▸ **SET TASK**
Every entry must be copied word for word.
-- begin AVAILABLE DATA --
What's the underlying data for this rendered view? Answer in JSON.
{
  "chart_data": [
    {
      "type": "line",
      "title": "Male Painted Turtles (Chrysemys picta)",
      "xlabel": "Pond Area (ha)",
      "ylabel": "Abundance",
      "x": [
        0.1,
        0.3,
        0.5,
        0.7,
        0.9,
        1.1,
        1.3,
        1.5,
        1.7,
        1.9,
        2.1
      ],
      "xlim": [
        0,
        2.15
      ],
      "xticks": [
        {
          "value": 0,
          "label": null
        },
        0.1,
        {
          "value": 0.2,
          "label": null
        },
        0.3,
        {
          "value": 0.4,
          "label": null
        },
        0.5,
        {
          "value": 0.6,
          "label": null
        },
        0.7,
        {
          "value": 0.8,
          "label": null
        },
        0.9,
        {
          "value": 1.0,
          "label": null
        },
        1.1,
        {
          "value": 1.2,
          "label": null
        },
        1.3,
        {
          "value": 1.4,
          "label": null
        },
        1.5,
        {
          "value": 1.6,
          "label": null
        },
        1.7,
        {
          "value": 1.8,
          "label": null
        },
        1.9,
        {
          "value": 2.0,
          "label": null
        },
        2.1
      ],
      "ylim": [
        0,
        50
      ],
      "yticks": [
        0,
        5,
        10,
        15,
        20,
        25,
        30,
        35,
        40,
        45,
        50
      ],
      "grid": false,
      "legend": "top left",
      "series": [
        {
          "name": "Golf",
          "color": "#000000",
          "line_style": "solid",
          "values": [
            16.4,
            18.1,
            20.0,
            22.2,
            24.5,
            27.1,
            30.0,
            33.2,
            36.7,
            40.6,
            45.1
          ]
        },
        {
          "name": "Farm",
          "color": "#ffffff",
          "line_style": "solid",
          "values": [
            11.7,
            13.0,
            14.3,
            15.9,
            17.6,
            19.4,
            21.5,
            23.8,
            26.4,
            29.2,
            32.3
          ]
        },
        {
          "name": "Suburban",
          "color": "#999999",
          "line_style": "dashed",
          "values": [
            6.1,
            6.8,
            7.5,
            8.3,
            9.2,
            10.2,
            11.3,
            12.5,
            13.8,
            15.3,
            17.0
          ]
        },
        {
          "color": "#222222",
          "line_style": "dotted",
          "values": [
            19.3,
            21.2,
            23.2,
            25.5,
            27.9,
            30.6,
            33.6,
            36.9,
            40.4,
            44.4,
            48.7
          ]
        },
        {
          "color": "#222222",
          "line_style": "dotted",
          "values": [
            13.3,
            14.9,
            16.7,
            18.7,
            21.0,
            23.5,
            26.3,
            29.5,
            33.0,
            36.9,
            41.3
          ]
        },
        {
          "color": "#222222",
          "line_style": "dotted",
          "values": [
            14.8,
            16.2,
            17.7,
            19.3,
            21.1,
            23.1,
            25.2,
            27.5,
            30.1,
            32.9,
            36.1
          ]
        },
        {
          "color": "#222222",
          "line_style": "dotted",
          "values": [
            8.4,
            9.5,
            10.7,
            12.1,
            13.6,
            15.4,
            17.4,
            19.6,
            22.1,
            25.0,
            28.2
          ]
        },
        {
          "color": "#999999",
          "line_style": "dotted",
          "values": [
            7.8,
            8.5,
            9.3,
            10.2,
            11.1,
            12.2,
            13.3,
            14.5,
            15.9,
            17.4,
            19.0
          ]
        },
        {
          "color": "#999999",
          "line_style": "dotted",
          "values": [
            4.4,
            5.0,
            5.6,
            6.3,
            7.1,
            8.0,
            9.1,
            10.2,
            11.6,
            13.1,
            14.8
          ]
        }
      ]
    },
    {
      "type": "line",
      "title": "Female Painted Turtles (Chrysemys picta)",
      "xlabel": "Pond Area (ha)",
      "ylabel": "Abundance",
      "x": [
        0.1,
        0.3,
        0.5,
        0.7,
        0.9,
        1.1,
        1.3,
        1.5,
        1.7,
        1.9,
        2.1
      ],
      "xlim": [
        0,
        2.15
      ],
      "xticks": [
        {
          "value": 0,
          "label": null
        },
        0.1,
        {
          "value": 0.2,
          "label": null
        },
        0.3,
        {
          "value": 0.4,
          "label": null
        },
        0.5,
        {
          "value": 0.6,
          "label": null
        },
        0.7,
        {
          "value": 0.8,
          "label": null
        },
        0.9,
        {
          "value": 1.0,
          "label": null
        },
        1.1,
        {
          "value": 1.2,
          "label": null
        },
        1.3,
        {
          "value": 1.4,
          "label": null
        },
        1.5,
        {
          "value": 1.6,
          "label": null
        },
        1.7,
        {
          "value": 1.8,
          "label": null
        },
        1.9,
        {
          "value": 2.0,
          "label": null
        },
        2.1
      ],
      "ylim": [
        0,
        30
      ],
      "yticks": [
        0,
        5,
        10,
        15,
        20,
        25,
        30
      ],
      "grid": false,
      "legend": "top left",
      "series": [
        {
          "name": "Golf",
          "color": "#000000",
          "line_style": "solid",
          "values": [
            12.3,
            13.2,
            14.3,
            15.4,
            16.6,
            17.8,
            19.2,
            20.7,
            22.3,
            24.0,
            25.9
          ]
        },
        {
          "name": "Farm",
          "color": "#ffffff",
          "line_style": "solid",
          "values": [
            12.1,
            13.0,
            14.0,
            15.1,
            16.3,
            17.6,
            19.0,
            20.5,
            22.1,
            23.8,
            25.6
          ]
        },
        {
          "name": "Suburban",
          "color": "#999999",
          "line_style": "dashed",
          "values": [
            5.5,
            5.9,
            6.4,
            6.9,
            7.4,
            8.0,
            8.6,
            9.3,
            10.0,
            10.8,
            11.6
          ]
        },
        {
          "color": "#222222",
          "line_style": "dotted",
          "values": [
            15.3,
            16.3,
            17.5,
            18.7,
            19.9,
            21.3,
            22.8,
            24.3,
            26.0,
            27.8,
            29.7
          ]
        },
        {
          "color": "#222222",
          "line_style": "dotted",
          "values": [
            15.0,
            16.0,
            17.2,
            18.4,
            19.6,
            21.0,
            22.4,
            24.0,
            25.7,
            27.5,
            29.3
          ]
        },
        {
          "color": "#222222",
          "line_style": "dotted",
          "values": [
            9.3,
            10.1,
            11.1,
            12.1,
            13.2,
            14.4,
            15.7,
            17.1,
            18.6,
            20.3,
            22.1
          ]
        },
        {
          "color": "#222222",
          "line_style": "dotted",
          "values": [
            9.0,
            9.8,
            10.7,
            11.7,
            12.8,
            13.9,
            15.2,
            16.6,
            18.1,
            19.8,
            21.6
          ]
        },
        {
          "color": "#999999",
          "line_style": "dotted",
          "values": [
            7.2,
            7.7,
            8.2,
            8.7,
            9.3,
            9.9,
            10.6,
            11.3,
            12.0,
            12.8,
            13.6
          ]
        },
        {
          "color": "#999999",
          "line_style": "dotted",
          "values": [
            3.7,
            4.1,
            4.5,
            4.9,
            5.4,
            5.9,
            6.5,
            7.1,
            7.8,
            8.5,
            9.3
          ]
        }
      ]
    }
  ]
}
-- end AVAILABLE DATA --
▸ **SOLUTION FOR THIS EXERCISE**
What's the underlying data for this rendered view? Answer in JSON.
{
  "chart_data": [
    {
      "type": "line",
      "title": "Male Painted Turtles (Chrysemys picta)",
      "xlabel": "Pond Area (ha)",
      "ylabel": "Abundance",
      "x": [
        0.1,
        0.3,
        0.5,
        0.7,
        0.9,
        1.1,
        1.3,
        1.5,
        1.7,
        1.9,
        2.1
      ],
      "xlim": [
        0,
        2.15
      ],
      "xticks": [
        {
          "value": 0,
          "label": null
        },
        0.1,
        {
          "value": 0.2,
          "label": null
        },
        0.3,
        {
          "value": 0.4,
          "label": null
        },
        0.5,
        {
          "value": 0.6,
          "label": null
        },
        0.7,
        {
          "value": 0.8,
          "label": null
        },
        0.9,
        {
          "value": 1.0,
          "label": null
        },
        1.1,
        {
          "value": 1.2,
          "label": null
        },
        1.3,
        {
          "value": 1.4,
          "label": null
        },
        1.5,
        {
          "value": 1.6,
          "label": null
        },
        1.7,
        {
          "value": 1.8,
          "label": null
        },
        1.9,
        {
          "value": 2.0,
          "label": null
        },
        2.1
      ],
      "ylim": [
        0,
        50
      ],
      "yticks": [
        0,
        5,
        10,
        15,
        20,
        25,
        30,
        35,
        40,
        45,
        50
      ],
      "grid": false,
      "legend": "top left",
      "series": [
        {
          "name": "Golf",
          "color": "#000000",
          "line_style": "solid",
          "values": [
            16.4,
            18.1,
            20.0,
            22.2,
            24.5,
            27.1,
            30.0,
            33.2,
            36.7,
            40.6,
            45.1
          ]
        },
        {
          "name": "Farm",
          "color": "#ffffff",
          "line_style": "solid",
          "values": [
            11.7,
            13.0,
            14.3,
            15.9,
            17.6,
            19.4,
            21.5,
            23.8,
            26.4,
            29.2,
            32.3
          ]
        },
        {
          "name": "Suburban",
          "color": "#999999",
          "line_style": "dashed",
          "values": [
            6.1,
            6.8,
            7.5,
            8.3,
            9.2,
            10.2,
            11.3,
            12.5,
            13.8,
            15.3,
            17.0
          ]
        },
        {
          "color": "#222222",
          "line_style": "dotted",
          "values": [
            19.3,
            21.2,
            23.2,
            25.5,
            27.9,
            30.6,
            33.6,
            36.9,
            40.4,
            44.4,
            48.7
          ]
        },
        {
          "color": "#222222",
          "line_style": "dotted",
          "values": [
            13.3,
            14.9,
            16.7,
            18.7,
            21.0,
            23.5,
            26.3,
            29.5,
            33.0,
            36.9,
            41.3
          ]
        },
        {
          "color": "#222222",
          "line_style": "dotted",
          "values": [
            14.8,
            16.2,
            17.7,
            19.3,
            21.1,
            23.1,
            25.2,
            27.5,
            30.1,
            32.9,
            36.1
          ]
        },
        {
          "color": "#222222",
          "line_style": "dotted",
          "values": [
            8.4,
            9.5,
            10.7,
            12.1,
            13.6,
            15.4,
            17.4,
            19.6,
            22.1,
            25.0,
            28.2
          ]
        },
        {
          "color": "#999999",
          "line_style": "dotted",
          "values": [
            7.8,
            8.5,
            9.3,
            10.2,
            11.1,
            12.2,
            13.3,
            14.5,
            15.9,
            17.4,
            19.0
          ]
        },
        {
          "color": "#999999",
          "line_style": "dotted",
          "values": [
            4.4,
            5.0,
            5.6,
            6.3,
            7.1,
            8.0,
            9.1,
            10.2,
            11.6,
            13.1,
            14.8
          ]
        }
      ]
    },
    {
      "type": "line",
      "title": "Female Painted Turtles (Chrysemys picta)",
      "xlabel": "Pond Area (ha)",
      "ylabel": "Abundance",
      "x": [
        0.1,
        0.3,
        0.5,
        0.7,
        0.9,
        1.1,
        1.3,
        1.5,
        1.7,
        1.9,
        2.1
      ],
      "xlim": [
        0,
        2.15
      ],
      "xticks": [
        {
          "value": 0,
          "label": null
        },
        0.1,
        {
          "value": 0.2,
          "label": null
        },
        0.3,
        {
          "value": 0.4,
          "label": null
        },
        0.5,
        {
          "value": 0.6,
          "label": null
        },
        0.7,
        {
          "value": 0.8,
          "label": null
        },
        0.9,
        {
          "value": 1.0,
          "label": null
        },
        1.1,
        {
          "value": 1.2,
          "label": null
        },
        1.3,
        {
          "value": 1.4,
          "label": null
        },
        1.5,
        {
          "value": 1.6,
          "label": null
        },
        1.7,
        {
          "value": 1.8,
          "label": null
        },
        1.9,
        {
          "value": 2.0,
          "label": null
        },
        2.1
      ],
      "ylim": [
        0,
        30
      ],
      "yticks": [
        0,
        5,
        10,
        15,
        20,
        25,
        30
      ],
      "grid": false,
      "legend": "top left",
      "series": [
        {
          "name": "Golf",
          "color": "#000000",
          "line_style": "solid",
          "values": [
            12.3,
            13.2,
            14.3,
            15.4,
            16.6,
            17.8,
            19.2,
            20.7,
            22.3,
            24.0,
            25.9
          ]
        },
        {
          "name": "Farm",
          "color": "#ffffff",
          "line_style": "solid",
          "values": [
            12.1,
            13.0,
            14.0,
            15.1,
            16.3,
            17.6,
            19.0,
            20.5,
            22.1,
            23.8,
            25.6
          ]
        },
        {
          "name": "Suburban",
          "color": "#999999",
          "line_style": "dashed",
          "values": [
            5.5,
            5.9,
            6.4,
            6.9,
            7.4,
            8.0,
            8.6,
            9.3,
            10.0,
            10.8,
            11.6
          ]
        },
        {
          "color": "#222222",
          "line_style": "dotted",
          "values": [
            15.3,
            16.3,
            17.5,
            18.7,
            19.9,
            21.3,
            22.8,
            24.3,
            26.0,
            27.8,
            29.7
          ]
        },
        {
          "color": "#222222",
          "line_style": "dotted",
          "values": [
            15.0,
            16.0,
            17.2,
            18.4,
            19.6,
            21.0,
            22.4,
            24.0,
            25.7,
            27.5,
            29.3
          ]
        },
        {
          "color": "#222222",
          "line_style": "dotted",
          "values": [
            9.3,
            10.1,
            11.1,
            12.1,
            13.2,
            14.4,
            15.7,
            17.1,
            18.6,
            20.3,
            22.1
          ]
        },
        {
          "color": "#222222",
          "line_style": "dotted",
          "values": [
            9.0,
            9.8,
            10.7,
            11.7,
            12.8,
            13.9,
            15.2,
            16.6,
            18.1,
            19.8,
            21.6
          ]
        },
        {
          "color": "#999999",
          "line_style": "dotted",
          "values": [
            7.2,
            7.7,
            8.2,
            8.7,
            9.3,
            9.9,
            10.6,
            11.3,
            12.0,
            12.8,
            13.6
          ]
        },
        {
          "color": "#999999",
          "line_style": "dotted",
          "values": [
            3.7,
            4.1,
            4.5,
            4.9,
            5.4,
            5.9,
            6.5,
            7.1,
            7.8,
            8.5,
            9.3
          ]
        }
      ]
    }
  ]
}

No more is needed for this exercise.